Gather every line in the items below that contains the string "icon". Treat uppercase and lowercase as different.

Dataset extract:
.....
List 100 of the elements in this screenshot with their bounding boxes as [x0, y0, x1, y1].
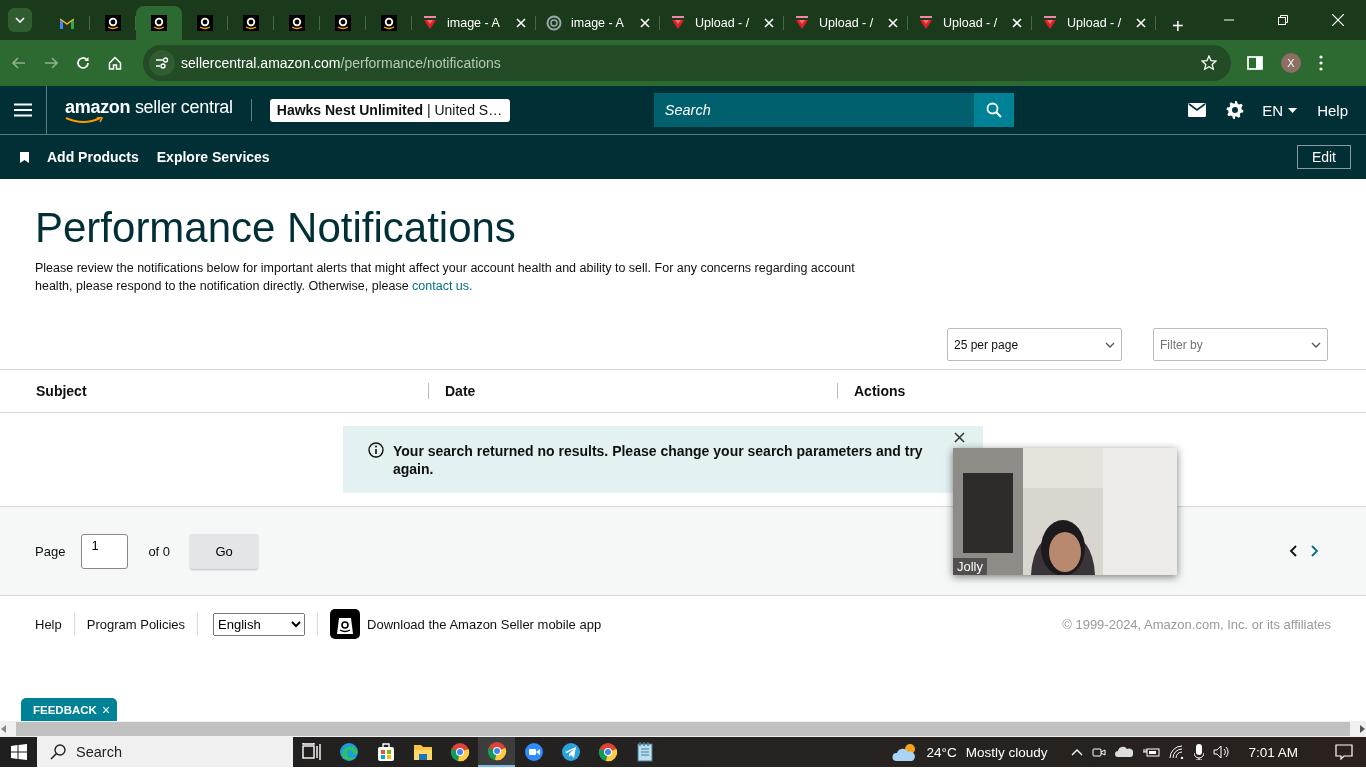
.....
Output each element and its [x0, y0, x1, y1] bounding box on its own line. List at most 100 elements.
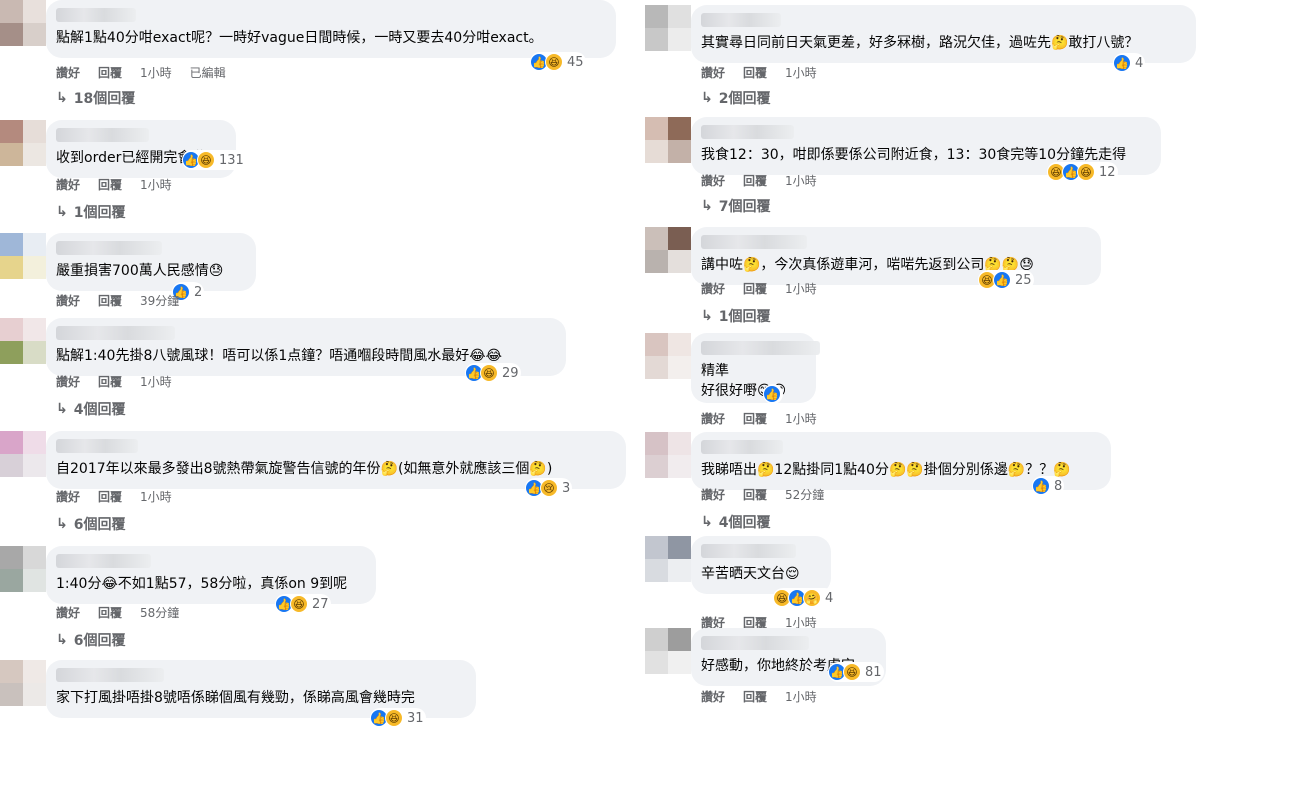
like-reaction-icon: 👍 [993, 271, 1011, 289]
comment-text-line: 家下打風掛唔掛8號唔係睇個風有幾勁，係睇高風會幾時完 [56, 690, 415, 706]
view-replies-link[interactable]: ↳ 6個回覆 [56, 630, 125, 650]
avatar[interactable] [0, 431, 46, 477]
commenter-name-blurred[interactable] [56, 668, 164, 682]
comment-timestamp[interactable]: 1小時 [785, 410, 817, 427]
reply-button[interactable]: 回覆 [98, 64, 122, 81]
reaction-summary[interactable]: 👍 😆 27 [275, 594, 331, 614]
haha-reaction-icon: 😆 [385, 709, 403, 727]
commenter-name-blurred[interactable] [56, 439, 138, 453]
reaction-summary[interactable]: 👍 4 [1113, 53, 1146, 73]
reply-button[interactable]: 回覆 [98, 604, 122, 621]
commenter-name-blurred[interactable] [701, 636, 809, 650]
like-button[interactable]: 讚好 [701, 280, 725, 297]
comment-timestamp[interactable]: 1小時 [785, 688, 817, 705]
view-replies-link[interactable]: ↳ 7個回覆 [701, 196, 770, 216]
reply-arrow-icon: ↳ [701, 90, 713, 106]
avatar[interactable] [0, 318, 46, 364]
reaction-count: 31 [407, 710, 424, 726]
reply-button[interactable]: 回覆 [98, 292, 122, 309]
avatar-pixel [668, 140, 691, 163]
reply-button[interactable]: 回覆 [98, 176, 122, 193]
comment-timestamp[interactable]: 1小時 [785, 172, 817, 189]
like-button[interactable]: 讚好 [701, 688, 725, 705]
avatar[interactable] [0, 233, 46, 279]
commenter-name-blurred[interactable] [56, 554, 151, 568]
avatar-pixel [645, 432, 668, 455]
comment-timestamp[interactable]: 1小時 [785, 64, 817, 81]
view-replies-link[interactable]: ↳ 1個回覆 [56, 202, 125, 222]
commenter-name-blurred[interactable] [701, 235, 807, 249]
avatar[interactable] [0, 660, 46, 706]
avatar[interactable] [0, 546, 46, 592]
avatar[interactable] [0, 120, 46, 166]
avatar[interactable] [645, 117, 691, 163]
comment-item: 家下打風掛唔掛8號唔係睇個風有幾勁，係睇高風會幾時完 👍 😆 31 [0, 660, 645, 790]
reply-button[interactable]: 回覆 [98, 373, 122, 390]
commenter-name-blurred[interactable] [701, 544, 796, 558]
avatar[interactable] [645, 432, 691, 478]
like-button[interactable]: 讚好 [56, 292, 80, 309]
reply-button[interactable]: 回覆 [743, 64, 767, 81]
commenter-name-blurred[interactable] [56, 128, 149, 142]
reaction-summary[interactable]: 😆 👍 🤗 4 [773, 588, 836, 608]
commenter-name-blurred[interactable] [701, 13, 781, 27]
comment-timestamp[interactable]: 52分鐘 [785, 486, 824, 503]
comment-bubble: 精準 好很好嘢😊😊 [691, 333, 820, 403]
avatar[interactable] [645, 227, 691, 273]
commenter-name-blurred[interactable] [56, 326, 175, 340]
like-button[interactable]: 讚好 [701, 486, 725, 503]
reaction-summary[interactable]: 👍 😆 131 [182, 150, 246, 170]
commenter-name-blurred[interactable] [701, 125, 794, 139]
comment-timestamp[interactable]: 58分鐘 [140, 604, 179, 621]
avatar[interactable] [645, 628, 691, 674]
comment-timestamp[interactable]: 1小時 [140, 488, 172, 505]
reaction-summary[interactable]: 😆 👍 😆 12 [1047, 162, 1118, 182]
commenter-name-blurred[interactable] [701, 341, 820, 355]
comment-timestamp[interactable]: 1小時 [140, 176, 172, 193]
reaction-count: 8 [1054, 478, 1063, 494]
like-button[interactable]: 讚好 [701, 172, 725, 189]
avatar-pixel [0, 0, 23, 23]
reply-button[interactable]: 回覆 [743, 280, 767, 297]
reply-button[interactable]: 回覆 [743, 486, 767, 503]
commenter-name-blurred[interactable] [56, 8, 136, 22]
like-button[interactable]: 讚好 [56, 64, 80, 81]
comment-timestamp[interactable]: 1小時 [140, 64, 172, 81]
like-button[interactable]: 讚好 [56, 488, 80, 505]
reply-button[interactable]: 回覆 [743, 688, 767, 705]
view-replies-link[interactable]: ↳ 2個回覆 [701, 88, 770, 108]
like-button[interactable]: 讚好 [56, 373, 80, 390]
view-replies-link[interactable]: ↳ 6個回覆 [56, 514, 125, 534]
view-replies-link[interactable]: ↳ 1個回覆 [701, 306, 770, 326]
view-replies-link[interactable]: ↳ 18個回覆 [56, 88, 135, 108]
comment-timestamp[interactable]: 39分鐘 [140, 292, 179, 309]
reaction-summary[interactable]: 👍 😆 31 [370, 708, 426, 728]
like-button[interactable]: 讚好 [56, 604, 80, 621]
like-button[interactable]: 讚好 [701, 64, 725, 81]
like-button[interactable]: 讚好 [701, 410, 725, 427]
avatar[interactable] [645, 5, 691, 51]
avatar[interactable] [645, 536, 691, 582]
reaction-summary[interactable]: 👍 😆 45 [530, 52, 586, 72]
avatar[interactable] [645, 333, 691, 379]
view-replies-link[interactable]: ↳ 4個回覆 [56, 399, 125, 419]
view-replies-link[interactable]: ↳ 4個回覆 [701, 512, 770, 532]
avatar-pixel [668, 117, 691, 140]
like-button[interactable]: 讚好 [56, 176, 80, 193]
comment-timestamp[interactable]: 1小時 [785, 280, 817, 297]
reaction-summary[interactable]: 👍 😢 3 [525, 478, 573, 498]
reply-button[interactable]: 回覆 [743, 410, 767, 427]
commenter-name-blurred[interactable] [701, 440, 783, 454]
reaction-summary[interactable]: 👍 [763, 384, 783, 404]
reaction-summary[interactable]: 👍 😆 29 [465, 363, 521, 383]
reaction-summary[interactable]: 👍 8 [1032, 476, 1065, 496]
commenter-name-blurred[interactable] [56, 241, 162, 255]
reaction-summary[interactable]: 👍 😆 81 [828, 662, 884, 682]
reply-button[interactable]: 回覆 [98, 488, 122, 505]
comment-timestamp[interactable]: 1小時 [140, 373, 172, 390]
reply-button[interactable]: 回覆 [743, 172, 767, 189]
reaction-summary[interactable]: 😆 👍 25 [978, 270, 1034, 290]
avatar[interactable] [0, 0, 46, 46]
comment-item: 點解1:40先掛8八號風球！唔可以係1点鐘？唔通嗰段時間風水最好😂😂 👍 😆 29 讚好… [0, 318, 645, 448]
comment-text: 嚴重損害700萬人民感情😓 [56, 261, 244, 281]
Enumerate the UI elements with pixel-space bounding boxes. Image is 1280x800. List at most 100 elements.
.....
Output of the task:
like-reaction-icon: 👍 [993, 271, 1011, 289]
haha-reaction-icon: 😆 [385, 709, 403, 727]
reply-arrow-icon: ↳ [701, 90, 713, 106]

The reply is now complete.